What you have to do: Every line of the data that contains the string "семян" must be copied.

The data:
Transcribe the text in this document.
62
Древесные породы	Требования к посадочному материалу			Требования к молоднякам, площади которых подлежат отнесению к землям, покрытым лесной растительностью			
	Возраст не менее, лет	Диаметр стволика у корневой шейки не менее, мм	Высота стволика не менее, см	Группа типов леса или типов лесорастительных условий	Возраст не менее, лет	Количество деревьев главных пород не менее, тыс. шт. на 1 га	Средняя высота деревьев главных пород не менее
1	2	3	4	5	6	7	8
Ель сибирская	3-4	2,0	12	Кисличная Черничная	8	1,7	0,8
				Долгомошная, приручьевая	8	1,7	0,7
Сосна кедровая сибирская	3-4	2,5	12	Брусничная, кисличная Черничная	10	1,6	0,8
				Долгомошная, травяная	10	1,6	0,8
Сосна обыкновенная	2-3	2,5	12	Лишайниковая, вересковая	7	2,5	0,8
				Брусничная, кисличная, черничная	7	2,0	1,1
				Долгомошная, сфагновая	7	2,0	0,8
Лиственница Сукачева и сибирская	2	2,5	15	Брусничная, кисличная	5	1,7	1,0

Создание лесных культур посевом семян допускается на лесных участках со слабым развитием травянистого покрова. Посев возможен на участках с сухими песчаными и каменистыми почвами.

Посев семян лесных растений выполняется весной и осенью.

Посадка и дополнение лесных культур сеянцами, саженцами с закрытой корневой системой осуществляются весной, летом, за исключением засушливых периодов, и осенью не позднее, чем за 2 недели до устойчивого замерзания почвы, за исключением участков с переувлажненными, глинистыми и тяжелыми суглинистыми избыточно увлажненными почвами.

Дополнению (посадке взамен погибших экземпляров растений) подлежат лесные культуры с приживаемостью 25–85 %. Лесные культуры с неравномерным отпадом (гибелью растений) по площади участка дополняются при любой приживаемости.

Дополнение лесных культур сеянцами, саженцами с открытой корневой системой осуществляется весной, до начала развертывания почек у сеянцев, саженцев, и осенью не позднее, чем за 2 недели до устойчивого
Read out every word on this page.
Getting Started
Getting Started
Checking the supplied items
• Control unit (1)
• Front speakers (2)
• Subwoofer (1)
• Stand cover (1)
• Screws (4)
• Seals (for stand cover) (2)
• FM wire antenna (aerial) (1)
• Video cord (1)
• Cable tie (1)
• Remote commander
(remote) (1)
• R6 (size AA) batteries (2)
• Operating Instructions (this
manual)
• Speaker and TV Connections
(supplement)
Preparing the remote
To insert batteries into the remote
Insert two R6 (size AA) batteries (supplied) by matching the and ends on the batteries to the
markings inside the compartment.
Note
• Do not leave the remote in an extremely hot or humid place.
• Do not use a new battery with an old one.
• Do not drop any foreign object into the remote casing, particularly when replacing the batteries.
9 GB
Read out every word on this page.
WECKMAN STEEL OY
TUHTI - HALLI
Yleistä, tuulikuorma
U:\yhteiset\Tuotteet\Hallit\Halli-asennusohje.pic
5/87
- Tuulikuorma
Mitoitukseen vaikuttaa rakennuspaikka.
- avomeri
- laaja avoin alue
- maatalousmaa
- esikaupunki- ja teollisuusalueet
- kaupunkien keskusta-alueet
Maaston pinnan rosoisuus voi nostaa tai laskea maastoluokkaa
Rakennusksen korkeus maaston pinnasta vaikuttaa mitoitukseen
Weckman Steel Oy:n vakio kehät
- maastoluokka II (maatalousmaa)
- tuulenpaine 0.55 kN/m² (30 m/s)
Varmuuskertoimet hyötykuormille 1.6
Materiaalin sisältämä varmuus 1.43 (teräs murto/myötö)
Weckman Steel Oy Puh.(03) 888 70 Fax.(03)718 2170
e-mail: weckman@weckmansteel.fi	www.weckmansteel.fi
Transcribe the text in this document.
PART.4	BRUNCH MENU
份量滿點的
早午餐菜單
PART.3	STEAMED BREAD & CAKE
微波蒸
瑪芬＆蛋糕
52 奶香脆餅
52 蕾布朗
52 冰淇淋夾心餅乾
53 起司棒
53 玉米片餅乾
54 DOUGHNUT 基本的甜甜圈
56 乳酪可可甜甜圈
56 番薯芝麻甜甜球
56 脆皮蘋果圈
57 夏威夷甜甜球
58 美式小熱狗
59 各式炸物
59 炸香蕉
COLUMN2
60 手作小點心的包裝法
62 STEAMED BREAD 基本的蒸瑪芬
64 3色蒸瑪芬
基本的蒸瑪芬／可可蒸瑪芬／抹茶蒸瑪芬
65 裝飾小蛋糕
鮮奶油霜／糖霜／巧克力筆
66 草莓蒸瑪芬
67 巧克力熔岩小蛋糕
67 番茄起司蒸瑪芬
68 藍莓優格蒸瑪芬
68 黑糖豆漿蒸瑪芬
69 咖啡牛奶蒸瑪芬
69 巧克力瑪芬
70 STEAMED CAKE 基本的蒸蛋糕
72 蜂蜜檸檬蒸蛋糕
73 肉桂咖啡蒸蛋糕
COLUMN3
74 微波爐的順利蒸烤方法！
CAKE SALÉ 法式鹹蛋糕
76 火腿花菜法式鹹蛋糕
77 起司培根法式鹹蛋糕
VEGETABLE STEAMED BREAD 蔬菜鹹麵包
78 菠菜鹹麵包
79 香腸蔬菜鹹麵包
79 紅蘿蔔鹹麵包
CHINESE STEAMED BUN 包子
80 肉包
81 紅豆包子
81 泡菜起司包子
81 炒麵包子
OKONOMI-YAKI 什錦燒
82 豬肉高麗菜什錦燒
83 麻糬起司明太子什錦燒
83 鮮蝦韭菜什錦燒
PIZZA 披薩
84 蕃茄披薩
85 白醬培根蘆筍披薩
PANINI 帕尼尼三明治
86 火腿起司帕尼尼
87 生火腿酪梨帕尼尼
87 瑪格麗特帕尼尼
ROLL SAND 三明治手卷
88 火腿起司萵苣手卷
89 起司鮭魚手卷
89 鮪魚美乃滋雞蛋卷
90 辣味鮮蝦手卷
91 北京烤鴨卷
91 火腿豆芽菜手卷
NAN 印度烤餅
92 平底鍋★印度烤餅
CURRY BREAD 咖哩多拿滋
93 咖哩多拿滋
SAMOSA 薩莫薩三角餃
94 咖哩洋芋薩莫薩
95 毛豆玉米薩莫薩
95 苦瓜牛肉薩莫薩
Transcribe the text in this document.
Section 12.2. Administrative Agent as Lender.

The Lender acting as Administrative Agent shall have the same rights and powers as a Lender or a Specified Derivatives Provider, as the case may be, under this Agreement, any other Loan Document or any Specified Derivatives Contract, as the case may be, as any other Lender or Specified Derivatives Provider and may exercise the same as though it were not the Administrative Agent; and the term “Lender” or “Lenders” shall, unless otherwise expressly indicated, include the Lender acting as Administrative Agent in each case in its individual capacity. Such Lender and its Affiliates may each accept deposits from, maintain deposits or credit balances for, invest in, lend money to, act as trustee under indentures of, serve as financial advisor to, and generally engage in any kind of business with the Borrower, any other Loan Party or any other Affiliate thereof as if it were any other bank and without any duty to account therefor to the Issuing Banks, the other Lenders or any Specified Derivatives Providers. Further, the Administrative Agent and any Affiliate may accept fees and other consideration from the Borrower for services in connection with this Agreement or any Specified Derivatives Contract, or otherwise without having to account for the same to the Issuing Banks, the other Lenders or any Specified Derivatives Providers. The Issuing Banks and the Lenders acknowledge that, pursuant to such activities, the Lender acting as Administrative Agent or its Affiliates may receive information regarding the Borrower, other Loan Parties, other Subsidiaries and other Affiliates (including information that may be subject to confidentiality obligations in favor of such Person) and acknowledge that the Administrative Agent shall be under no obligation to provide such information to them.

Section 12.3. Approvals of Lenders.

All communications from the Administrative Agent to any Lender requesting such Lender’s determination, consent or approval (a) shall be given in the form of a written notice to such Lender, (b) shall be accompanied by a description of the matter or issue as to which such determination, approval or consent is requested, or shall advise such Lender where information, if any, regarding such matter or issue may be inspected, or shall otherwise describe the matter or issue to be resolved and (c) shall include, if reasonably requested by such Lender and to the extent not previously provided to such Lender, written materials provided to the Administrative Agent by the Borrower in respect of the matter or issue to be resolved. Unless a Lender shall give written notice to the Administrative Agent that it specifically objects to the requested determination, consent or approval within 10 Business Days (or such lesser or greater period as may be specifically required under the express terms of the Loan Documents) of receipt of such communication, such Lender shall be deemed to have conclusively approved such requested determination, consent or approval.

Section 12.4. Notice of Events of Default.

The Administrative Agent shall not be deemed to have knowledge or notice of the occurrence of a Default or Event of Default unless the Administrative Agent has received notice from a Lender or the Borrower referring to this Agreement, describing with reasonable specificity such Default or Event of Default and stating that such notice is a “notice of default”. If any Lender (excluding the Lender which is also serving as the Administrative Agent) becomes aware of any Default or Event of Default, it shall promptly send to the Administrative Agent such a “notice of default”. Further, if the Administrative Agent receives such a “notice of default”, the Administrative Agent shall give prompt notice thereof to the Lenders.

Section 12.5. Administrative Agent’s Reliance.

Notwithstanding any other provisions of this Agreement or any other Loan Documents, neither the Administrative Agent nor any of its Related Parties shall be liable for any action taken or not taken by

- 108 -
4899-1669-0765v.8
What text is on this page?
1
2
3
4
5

Solution for this problem:
Создание лесных культур посевом семян допускается на лесных участках со слабым развитием травянистого покрова. Посев возможен на участках с сухими песчаными и каменистыми почвами.
Посев семян лесных растений выполняется весной и осенью.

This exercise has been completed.